* START RECORDS FOR THIS EXERCISE *

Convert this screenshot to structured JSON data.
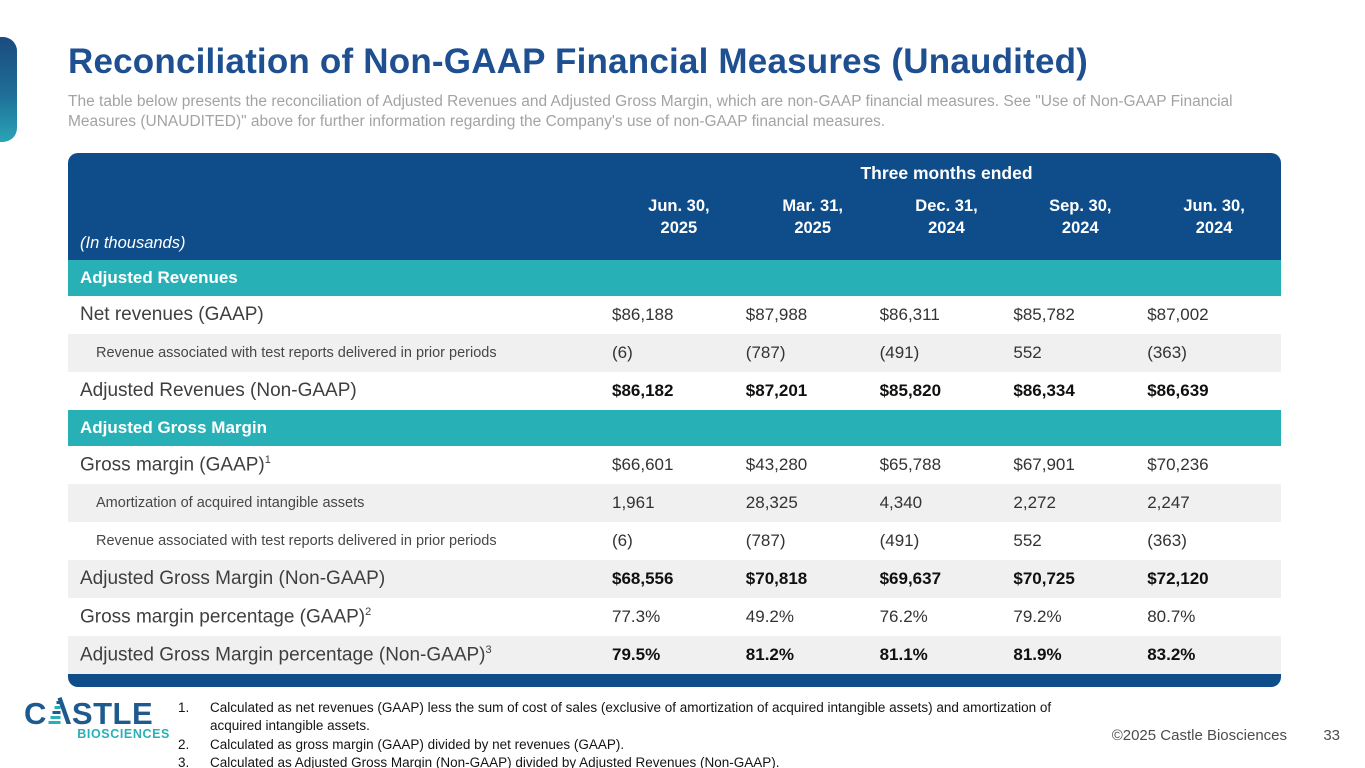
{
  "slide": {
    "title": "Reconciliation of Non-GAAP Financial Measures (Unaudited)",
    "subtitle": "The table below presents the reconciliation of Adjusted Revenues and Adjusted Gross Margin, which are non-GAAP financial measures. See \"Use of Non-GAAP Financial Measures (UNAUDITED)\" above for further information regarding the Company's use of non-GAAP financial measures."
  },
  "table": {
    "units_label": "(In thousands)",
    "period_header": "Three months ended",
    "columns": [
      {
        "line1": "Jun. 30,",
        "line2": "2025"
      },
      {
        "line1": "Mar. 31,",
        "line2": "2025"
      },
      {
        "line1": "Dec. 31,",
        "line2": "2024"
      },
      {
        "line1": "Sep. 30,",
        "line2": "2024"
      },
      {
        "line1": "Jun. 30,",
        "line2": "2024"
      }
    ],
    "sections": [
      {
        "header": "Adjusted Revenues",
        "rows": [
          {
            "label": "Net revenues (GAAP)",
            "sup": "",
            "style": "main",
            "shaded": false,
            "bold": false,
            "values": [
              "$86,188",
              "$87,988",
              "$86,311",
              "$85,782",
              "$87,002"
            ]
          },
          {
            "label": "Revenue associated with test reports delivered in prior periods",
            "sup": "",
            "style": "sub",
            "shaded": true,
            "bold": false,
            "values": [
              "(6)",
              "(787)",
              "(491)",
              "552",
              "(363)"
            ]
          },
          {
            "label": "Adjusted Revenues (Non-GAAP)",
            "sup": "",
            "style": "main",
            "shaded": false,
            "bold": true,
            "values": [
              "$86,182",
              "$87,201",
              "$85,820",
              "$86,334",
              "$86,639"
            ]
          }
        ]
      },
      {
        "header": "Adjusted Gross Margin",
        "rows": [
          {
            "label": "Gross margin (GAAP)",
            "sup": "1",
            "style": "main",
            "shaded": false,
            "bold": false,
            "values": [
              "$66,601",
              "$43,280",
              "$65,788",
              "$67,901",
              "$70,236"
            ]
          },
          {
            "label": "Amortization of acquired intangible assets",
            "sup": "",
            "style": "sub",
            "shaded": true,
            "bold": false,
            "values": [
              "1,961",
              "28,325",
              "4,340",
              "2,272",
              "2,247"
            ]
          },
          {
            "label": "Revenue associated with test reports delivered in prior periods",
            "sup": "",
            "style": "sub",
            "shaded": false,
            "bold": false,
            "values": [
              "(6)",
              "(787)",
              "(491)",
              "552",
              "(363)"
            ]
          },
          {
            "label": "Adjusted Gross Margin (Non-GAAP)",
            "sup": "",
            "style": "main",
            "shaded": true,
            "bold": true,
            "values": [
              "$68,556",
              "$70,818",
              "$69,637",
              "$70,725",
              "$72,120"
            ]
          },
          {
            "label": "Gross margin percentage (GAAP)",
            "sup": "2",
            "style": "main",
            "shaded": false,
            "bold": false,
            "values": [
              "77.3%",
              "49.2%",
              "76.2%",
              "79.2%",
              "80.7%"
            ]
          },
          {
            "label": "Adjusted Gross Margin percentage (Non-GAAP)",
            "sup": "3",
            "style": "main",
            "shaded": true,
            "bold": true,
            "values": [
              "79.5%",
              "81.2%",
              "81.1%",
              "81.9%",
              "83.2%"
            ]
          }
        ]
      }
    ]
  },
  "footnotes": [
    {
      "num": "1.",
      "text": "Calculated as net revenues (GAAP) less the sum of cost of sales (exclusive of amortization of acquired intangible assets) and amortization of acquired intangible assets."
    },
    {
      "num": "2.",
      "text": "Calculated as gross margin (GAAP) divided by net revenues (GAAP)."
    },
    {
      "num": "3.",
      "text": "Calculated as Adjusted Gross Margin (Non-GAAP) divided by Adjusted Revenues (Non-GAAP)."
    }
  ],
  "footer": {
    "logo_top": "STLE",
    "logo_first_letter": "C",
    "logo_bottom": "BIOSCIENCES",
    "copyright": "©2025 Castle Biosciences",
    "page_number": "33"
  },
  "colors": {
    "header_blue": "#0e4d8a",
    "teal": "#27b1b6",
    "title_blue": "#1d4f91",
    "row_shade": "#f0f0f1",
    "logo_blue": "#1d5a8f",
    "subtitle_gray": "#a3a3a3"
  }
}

* END RECORDS FOR THIS EXERCISE *

:: WHAT TO DO ::
Tally the lines containing "acquired". Provide the number without any other words.

:: ANSWER IN FULL ::
2